[Chart and figure data]
============
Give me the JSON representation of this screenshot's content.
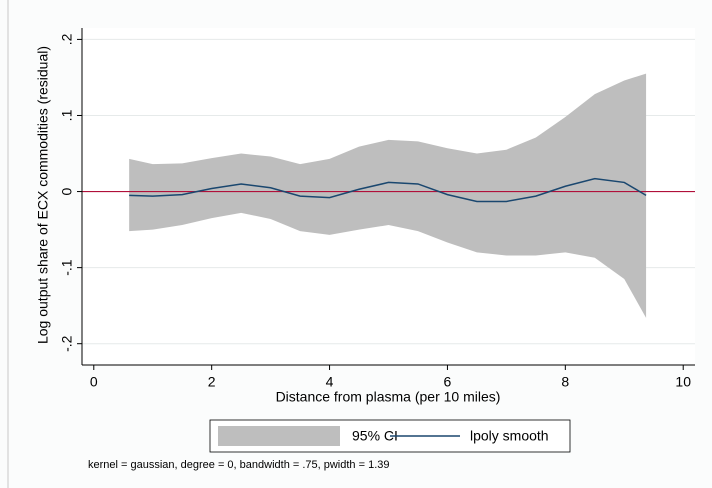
{
  "chart_data": {
    "type": "lpoly",
    "ylabel": "Log output share of ECX commodities (residual)",
    "xlabel": "Distance from plasma (per 10 miles)",
    "note": "kernel = gaussian, degree = 0, bandwidth = .75, pwidth = 1.39",
    "x": [
      0.6,
      1,
      1.5,
      2,
      2.5,
      3,
      3.5,
      4,
      4.5,
      5,
      5.5,
      6,
      6.5,
      7,
      7.5,
      8,
      8.5,
      9,
      9.37
    ],
    "series": [
      {
        "name": "95% CI",
        "kind": "band",
        "color": "#bebebe",
        "upper": [
          0.043,
          0.036,
          0.037,
          0.044,
          0.05,
          0.046,
          0.036,
          0.043,
          0.059,
          0.068,
          0.066,
          0.057,
          0.05,
          0.055,
          0.071,
          0.098,
          0.128,
          0.146,
          0.155
        ],
        "lower": [
          -0.052,
          -0.05,
          -0.044,
          -0.035,
          -0.028,
          -0.036,
          -0.052,
          -0.057,
          -0.05,
          -0.044,
          -0.052,
          -0.067,
          -0.08,
          -0.084,
          -0.084,
          -0.08,
          -0.087,
          -0.115,
          -0.166
        ]
      },
      {
        "name": "lpoly smooth",
        "kind": "line",
        "color": "#1a476f",
        "values": [
          -0.005,
          -0.006,
          -0.004,
          0.004,
          0.01,
          0.005,
          -0.006,
          -0.008,
          0.003,
          0.012,
          0.01,
          -0.004,
          -0.013,
          -0.013,
          -0.006,
          0.007,
          0.017,
          0.012,
          -0.005
        ]
      }
    ],
    "hline": {
      "value": 0,
      "color": "#b0103a"
    },
    "xlim": [
      -0.2,
      10.2
    ],
    "xticks": [
      0,
      2,
      4,
      6,
      8,
      10
    ],
    "ylim": [
      -0.228,
      0.215
    ],
    "yticks": [
      {
        "value": -0.2,
        "label": "-.2"
      },
      {
        "value": -0.1,
        "label": "-.1"
      },
      0,
      {
        "value": 0.1,
        "label": ".1"
      },
      {
        "value": 0.2,
        "label": ".2"
      }
    ],
    "grid": true
  }
}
============
◆ Instructions for the task ◆
Print all of the entries word for word. Skip any images they contain.

◆ Correct answer ◆
Give me the JSON representation of this screenshot's content.
{
  "chart_data": {
    "type": "lpoly",
    "ylabel": "Log output share of ECX commodities (residual)",
    "xlabel": "Distance from plasma (per 10 miles)",
    "note": "kernel = gaussian, degree = 0, bandwidth = .75, pwidth = 1.39",
    "x": [
      0.6,
      1,
      1.5,
      2,
      2.5,
      3,
      3.5,
      4,
      4.5,
      5,
      5.5,
      6,
      6.5,
      7,
      7.5,
      8,
      8.5,
      9,
      9.37
    ],
    "series": [
      {
        "name": "95% CI",
        "kind": "band",
        "color": "#bebebe",
        "upper": [
          0.043,
          0.036,
          0.037,
          0.044,
          0.05,
          0.046,
          0.036,
          0.043,
          0.059,
          0.068,
          0.066,
          0.057,
          0.05,
          0.055,
          0.071,
          0.098,
          0.128,
          0.146,
          0.155
        ],
        "lower": [
          -0.052,
          -0.05,
          -0.044,
          -0.035,
          -0.028,
          -0.036,
          -0.052,
          -0.057,
          -0.05,
          -0.044,
          -0.052,
          -0.067,
          -0.08,
          -0.084,
          -0.084,
          -0.08,
          -0.087,
          -0.115,
          -0.166
        ]
      },
      {
        "name": "lpoly smooth",
        "kind": "line",
        "color": "#1a476f",
        "values": [
          -0.005,
          -0.006,
          -0.004,
          0.004,
          0.01,
          0.005,
          -0.006,
          -0.008,
          0.003,
          0.012,
          0.01,
          -0.004,
          -0.013,
          -0.013,
          -0.006,
          0.007,
          0.017,
          0.012,
          -0.005
        ]
      }
    ],
    "hline": {
      "value": 0,
      "color": "#b0103a"
    },
    "xlim": [
      -0.2,
      10.2
    ],
    "xticks": [
      0,
      2,
      4,
      6,
      8,
      10
    ],
    "ylim": [
      -0.228,
      0.215
    ],
    "yticks": [
      {
        "value": -0.2,
        "label": "-.2"
      },
      {
        "value": -0.1,
        "label": "-.1"
      },
      0,
      {
        "value": 0.1,
        "label": ".1"
      },
      {
        "value": 0.2,
        "label": ".2"
      }
    ],
    "grid": true
  }
}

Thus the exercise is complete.